(Figure collection entries)
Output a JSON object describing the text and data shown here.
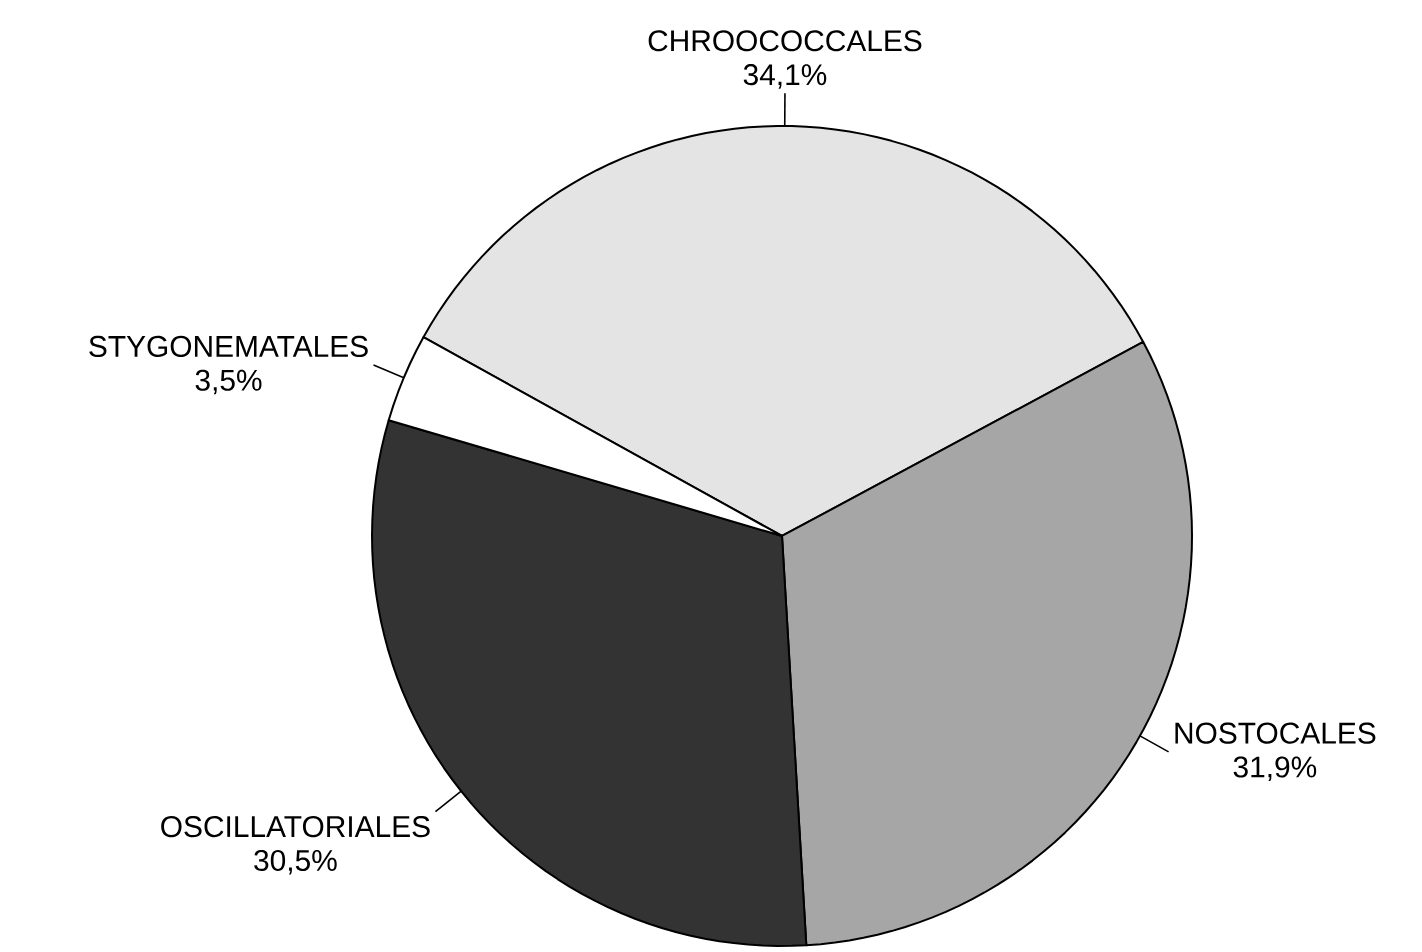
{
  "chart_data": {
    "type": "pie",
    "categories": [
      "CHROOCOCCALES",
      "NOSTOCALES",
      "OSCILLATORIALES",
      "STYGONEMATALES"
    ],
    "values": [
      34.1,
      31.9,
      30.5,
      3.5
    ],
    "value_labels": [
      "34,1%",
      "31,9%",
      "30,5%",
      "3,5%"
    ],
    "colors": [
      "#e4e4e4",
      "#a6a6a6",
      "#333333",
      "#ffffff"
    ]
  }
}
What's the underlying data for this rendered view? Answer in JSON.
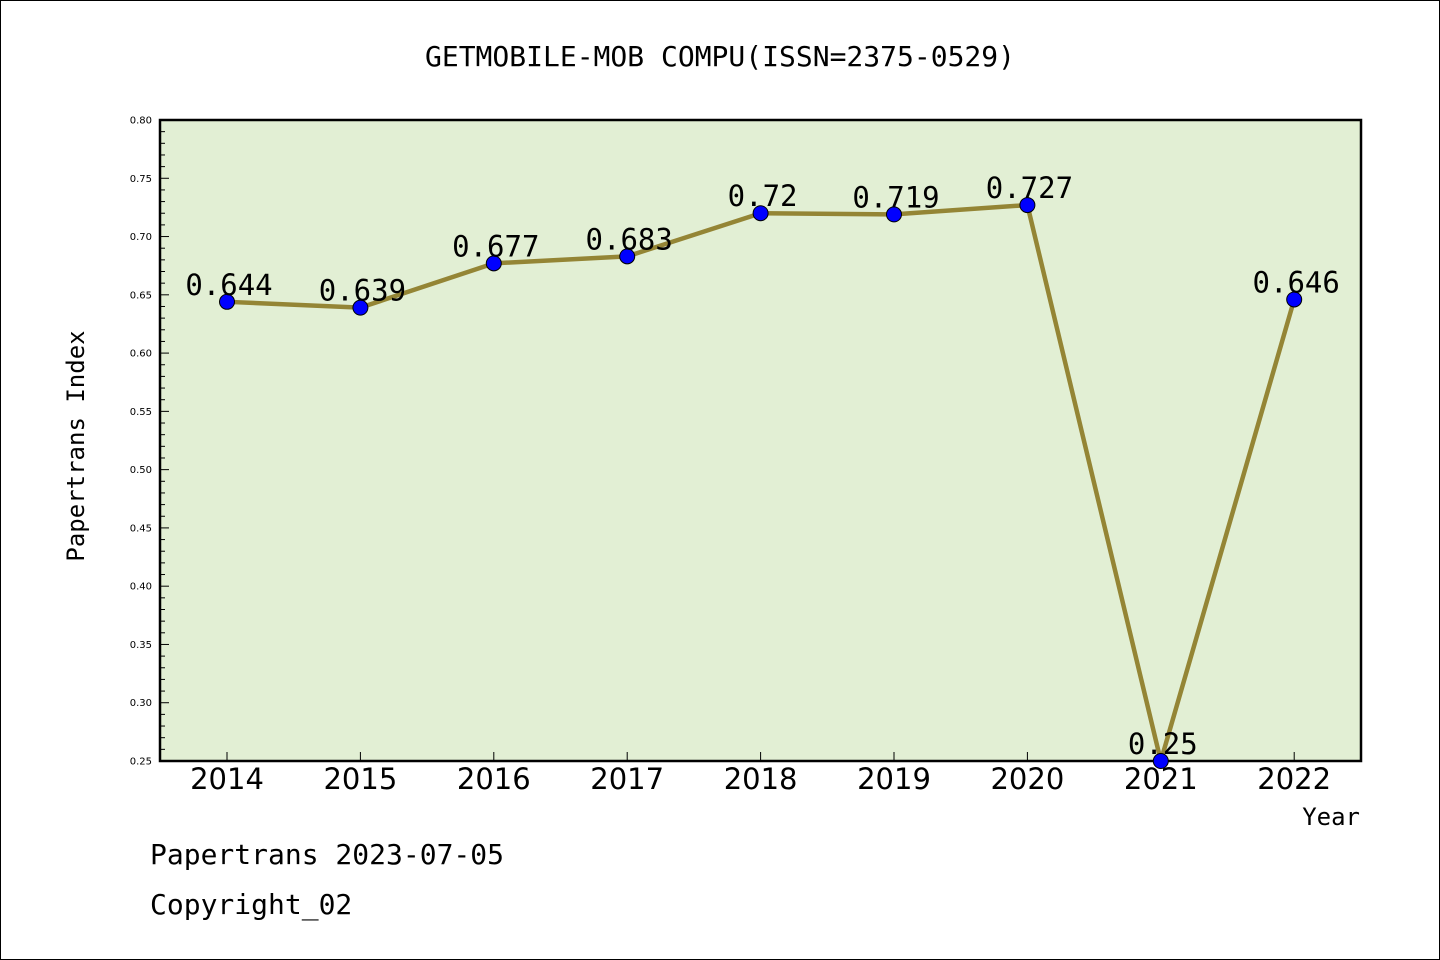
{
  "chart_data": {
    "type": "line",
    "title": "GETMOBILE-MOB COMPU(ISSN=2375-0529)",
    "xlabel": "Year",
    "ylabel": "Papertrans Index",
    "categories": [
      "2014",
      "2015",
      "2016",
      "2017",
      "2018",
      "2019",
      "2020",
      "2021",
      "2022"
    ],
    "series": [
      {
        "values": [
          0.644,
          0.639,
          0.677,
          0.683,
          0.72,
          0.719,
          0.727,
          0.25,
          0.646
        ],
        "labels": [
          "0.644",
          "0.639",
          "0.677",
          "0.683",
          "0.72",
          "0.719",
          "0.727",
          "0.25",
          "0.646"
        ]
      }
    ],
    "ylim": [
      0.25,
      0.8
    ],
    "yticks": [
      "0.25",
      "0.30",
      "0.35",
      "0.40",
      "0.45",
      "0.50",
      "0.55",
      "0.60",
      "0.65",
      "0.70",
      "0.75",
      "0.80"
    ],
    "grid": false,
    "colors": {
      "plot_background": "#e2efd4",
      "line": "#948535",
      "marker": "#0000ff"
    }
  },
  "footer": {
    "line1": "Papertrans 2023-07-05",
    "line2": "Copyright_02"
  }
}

* * *

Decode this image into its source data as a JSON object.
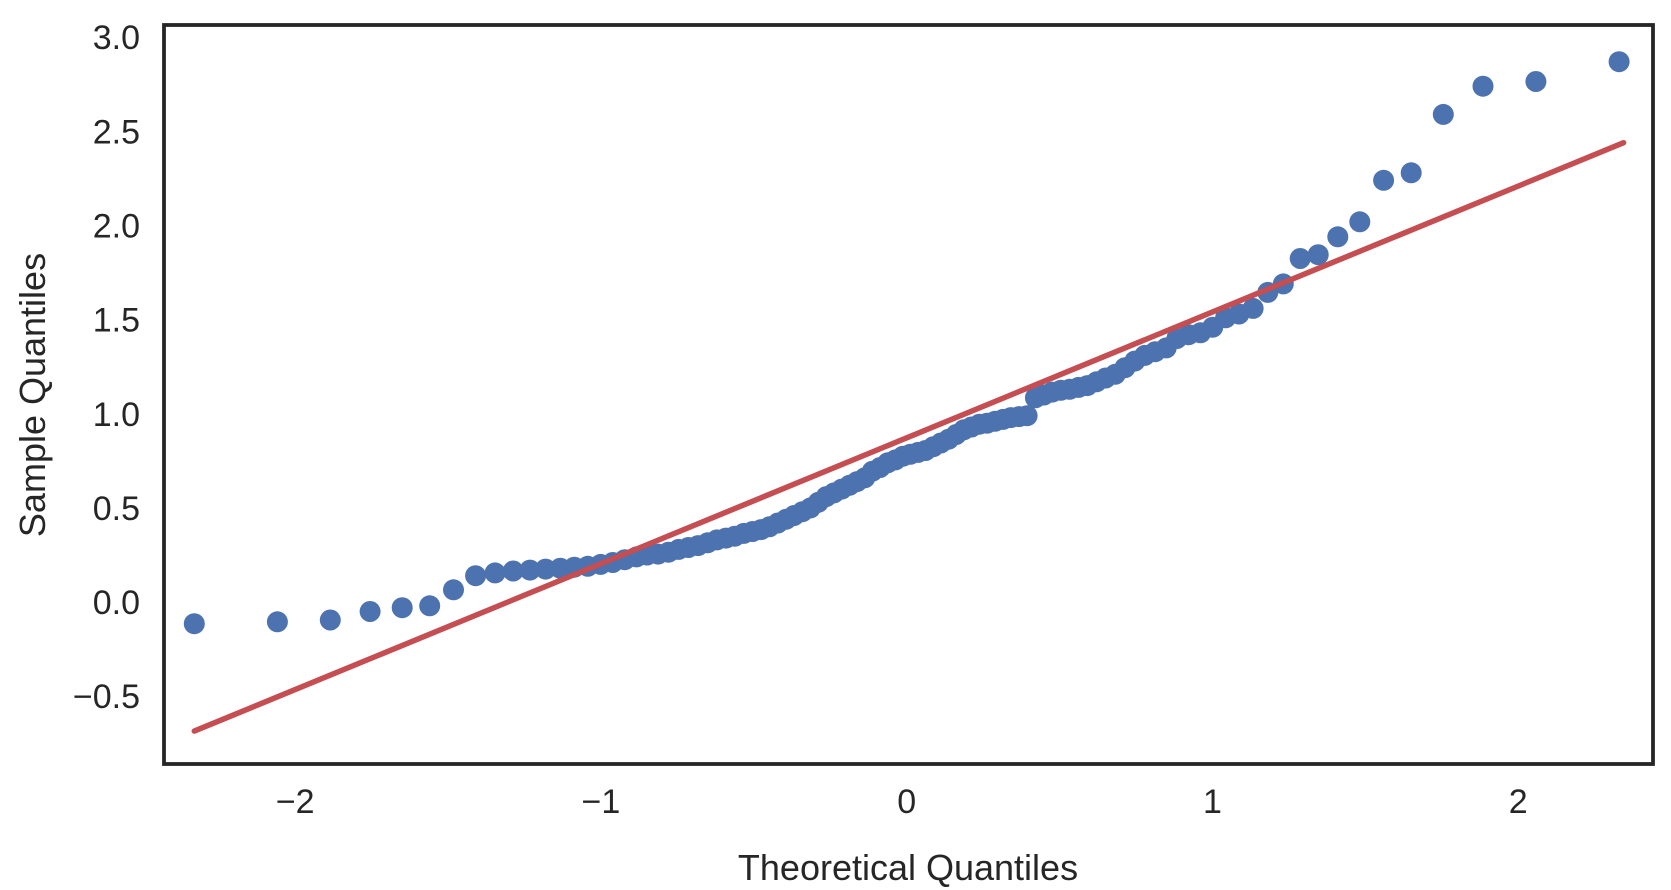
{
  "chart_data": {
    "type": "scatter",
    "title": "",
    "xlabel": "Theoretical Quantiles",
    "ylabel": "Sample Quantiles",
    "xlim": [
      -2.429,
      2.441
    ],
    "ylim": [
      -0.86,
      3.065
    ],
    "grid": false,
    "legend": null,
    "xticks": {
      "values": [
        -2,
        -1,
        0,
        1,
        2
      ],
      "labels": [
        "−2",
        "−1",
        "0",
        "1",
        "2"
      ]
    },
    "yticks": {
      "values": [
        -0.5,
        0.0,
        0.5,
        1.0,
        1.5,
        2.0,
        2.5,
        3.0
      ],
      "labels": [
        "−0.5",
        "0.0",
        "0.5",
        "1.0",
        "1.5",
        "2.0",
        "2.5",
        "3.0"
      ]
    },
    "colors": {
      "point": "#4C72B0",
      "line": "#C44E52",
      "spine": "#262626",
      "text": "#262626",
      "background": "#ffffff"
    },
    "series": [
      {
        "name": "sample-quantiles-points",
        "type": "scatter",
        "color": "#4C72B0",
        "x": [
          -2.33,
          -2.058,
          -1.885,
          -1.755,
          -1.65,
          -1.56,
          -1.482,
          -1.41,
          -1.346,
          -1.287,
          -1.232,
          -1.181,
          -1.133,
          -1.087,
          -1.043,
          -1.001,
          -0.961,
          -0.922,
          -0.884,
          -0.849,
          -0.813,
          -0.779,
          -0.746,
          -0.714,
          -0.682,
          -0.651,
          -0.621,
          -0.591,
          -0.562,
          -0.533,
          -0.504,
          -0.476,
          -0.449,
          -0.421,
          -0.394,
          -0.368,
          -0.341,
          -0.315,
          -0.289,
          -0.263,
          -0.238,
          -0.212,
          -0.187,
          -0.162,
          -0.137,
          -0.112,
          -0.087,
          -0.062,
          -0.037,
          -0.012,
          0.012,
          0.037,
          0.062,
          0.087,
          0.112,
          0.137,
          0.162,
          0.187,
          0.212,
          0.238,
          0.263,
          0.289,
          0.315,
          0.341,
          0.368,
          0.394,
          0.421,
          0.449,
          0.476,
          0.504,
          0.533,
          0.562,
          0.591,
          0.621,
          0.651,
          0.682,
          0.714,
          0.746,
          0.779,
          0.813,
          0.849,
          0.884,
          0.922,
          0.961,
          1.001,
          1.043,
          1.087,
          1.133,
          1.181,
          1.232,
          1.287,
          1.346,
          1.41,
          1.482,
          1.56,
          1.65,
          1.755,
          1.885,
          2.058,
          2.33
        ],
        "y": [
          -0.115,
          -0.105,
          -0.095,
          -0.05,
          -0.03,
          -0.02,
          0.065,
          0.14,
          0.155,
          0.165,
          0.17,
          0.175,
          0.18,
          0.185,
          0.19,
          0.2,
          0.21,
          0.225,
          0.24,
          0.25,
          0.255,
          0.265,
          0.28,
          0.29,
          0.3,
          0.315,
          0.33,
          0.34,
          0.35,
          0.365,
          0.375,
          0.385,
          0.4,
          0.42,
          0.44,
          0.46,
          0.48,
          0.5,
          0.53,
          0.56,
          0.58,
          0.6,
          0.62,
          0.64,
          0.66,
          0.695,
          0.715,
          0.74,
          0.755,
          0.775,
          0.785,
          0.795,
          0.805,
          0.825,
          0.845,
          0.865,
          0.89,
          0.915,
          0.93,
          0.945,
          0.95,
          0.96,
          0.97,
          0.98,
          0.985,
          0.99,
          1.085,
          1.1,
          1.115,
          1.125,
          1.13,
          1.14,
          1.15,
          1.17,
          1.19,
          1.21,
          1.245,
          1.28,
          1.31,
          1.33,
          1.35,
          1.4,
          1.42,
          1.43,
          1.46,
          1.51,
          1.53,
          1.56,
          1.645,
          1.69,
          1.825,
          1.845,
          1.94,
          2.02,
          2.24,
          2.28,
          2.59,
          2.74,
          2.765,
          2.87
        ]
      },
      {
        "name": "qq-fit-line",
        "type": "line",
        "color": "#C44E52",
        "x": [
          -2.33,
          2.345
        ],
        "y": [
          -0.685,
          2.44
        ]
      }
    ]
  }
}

==

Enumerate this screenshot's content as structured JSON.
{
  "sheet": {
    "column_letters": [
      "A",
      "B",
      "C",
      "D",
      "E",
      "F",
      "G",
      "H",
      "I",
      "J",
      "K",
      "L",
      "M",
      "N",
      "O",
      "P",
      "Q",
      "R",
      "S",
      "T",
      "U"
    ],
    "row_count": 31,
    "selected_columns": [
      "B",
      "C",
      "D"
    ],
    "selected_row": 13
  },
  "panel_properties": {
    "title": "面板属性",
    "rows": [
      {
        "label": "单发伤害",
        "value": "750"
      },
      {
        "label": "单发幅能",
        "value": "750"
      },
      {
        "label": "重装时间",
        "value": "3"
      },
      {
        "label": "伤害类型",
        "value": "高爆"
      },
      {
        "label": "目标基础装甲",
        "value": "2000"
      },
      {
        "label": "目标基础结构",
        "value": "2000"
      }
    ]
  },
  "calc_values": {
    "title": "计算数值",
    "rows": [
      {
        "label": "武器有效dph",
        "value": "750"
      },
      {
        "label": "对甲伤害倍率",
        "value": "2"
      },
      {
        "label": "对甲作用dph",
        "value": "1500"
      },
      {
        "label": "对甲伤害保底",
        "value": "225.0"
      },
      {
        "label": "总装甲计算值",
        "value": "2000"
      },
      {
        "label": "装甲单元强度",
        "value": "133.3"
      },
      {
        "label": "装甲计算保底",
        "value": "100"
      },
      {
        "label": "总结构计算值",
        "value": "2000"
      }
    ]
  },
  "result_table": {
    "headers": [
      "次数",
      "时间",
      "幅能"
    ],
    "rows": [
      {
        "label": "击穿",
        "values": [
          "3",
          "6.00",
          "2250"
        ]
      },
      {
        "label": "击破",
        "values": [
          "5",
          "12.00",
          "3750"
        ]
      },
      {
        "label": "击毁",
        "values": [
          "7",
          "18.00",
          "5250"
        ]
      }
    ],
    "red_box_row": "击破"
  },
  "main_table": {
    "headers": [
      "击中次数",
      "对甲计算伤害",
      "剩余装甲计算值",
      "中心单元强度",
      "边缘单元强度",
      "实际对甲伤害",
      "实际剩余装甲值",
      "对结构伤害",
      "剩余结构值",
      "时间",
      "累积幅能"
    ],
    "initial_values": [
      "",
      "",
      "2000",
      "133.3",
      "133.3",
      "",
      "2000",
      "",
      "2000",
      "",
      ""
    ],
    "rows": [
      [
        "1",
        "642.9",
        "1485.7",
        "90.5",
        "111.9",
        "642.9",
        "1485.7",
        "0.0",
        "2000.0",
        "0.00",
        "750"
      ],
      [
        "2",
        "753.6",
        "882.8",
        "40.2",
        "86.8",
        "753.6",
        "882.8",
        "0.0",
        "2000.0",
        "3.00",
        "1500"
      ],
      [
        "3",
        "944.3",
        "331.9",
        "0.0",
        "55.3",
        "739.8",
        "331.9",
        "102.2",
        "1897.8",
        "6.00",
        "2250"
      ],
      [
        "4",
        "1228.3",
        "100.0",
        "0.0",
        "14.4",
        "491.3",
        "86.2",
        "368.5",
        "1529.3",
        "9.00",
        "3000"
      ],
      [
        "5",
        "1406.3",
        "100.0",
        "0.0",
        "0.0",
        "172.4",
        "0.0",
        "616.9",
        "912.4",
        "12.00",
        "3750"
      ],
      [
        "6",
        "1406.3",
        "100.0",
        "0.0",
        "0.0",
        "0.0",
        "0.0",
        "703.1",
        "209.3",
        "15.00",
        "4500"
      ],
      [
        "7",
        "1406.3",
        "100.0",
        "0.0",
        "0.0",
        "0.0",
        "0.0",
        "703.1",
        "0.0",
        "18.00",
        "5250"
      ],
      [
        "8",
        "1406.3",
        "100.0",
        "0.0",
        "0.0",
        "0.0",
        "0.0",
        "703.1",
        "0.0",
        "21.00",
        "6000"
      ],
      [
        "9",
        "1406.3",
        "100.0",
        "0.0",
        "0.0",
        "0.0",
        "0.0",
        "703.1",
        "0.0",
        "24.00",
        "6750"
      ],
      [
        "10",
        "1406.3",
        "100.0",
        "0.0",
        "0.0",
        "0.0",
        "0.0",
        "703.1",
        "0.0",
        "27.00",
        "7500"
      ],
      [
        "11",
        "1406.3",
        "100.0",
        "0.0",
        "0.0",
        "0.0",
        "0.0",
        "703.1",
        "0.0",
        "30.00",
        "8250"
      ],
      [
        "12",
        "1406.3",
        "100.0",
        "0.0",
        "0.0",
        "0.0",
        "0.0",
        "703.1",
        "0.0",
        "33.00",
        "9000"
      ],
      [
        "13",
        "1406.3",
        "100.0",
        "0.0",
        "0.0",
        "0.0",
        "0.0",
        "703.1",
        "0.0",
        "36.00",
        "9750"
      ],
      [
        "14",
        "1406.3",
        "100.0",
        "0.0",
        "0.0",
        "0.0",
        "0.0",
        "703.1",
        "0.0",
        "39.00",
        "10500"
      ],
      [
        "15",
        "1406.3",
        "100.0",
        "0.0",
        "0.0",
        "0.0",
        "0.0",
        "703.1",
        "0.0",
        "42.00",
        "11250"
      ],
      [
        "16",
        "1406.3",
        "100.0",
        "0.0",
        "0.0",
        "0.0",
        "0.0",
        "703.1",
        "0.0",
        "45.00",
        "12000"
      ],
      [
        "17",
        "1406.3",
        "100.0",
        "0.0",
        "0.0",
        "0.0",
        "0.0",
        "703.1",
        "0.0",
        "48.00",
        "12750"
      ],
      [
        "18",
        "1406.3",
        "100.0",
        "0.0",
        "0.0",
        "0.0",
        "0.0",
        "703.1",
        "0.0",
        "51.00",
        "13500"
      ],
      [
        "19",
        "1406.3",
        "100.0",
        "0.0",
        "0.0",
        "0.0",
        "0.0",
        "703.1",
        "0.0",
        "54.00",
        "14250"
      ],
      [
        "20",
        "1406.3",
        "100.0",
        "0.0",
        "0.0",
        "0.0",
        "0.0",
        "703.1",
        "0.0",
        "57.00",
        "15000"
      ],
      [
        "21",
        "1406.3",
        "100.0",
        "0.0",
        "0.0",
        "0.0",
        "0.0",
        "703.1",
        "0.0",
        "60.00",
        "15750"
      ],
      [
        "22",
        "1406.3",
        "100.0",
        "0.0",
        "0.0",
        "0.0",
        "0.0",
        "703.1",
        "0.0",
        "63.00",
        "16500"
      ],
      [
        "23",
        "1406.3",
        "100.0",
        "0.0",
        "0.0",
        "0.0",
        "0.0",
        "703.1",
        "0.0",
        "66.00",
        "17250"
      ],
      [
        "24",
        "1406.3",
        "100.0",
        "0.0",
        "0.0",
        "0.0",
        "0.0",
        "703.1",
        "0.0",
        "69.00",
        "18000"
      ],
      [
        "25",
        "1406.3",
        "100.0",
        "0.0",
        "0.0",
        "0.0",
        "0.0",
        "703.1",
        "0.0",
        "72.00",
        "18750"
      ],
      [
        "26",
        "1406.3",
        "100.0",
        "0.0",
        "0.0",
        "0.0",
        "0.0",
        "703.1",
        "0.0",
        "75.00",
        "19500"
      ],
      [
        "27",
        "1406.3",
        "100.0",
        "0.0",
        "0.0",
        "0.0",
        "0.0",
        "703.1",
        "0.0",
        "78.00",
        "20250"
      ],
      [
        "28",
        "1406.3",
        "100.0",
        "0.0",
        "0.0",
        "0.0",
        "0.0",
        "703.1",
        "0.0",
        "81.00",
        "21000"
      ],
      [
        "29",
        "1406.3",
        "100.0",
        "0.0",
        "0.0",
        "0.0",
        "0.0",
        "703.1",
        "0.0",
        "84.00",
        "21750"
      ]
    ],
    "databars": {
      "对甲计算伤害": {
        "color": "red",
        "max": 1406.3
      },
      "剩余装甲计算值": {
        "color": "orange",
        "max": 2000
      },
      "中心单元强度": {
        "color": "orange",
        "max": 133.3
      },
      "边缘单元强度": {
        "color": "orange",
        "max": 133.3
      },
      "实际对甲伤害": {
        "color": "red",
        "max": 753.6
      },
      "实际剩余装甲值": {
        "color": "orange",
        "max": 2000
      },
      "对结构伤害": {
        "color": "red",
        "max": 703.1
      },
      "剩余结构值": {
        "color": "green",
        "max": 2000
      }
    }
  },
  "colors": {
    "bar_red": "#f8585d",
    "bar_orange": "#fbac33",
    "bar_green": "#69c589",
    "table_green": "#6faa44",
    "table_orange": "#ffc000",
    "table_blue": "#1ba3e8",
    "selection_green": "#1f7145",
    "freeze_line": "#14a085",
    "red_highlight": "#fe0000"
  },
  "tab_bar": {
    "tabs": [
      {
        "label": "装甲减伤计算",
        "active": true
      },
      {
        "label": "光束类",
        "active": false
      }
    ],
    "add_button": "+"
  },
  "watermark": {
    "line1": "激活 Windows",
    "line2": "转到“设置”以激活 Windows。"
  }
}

- _Work to be completed_: From the data above, copy each line where the string "title" appears.

- _Solved problem_:
    "title": "GETMOBILE-MOB COMPU(ISSN=2375-0529)",
    "title": "",
    "title": "面板属性",
    "title": "计算数值",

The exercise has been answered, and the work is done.